▶ **Task**: Find "Give me a plain-text" in the data below; transcribe the line it appears on and each line after it, exactly, to the end, and nothing else.

▶ **Items**:
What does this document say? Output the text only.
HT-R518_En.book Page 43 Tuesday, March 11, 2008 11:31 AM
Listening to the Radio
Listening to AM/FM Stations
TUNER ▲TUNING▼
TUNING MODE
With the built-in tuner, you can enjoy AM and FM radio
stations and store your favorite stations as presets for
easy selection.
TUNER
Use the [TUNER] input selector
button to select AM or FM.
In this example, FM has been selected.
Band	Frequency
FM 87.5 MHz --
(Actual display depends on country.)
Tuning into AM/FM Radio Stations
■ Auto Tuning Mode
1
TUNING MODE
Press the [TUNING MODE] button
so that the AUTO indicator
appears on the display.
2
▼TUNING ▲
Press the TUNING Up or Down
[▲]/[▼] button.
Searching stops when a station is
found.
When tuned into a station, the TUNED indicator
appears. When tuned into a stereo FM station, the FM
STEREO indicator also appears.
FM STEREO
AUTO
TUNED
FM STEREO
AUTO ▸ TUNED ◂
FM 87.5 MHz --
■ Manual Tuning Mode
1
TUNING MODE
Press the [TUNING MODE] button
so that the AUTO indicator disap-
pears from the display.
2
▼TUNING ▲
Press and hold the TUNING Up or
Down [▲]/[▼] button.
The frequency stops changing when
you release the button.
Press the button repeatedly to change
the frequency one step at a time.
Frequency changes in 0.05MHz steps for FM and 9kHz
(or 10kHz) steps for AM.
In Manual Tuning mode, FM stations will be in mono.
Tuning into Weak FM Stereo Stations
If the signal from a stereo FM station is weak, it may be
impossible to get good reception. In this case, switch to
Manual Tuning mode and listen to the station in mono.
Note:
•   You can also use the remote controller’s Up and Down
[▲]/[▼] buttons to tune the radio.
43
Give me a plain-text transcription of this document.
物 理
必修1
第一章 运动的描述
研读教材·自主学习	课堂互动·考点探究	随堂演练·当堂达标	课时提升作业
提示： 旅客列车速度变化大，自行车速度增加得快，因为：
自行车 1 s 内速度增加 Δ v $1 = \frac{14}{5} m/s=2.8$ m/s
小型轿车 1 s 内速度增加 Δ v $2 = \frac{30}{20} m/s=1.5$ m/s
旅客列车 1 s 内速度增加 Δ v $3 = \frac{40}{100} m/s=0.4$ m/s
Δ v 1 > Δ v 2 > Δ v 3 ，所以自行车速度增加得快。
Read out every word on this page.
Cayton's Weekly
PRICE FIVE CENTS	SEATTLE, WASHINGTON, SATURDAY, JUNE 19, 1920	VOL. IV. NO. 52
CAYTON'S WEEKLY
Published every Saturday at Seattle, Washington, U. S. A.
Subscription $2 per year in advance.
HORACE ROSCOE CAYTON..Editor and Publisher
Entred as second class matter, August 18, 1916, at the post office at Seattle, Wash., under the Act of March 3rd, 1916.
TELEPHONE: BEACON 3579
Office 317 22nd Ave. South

▶ **Output**:
Give me a plain-text transcription of this document.
物 理
必修1
第一章 运动的描述
研读教材·自主学习	课堂互动·考点探究	随堂演练·当堂达标	课时提升作业
提示： 旅客列车速度变化大，自行车速度增加得快，因为：
自行车 1 s 内速度增加 Δ v $1 = \frac{14}{5} m/s=2.8$ m/s
小型轿车 1 s 内速度增加 Δ v $2 = \frac{30}{20} m/s=1.5$ m/s
旅客列车 1 s 内速度增加 Δ v $3 = \frac{40}{100} m/s=0.4$ m/s
Δ v 1 > Δ v 2 > Δ v 3 ，所以自行车速度增加得快。
Read out every word on this page.
Cayton's Weekly
PRICE FIVE CENTS	SEATTLE, WASHINGTON, SATURDAY, JUNE 19, 1920	VOL. IV. NO. 52
CAYTON'S WEEKLY
Published every Saturday at Seattle, Washington, U. S. A.
Subscription $2 per year in advance.
HORACE ROSCOE CAYTON..Editor and Publisher
Entred as second class matter, August 18, 1916, at the post office at Seattle, Wash., under the Act of March 3rd, 1916.
TELEPHONE: BEACON 3579
Office 317 22nd Ave. South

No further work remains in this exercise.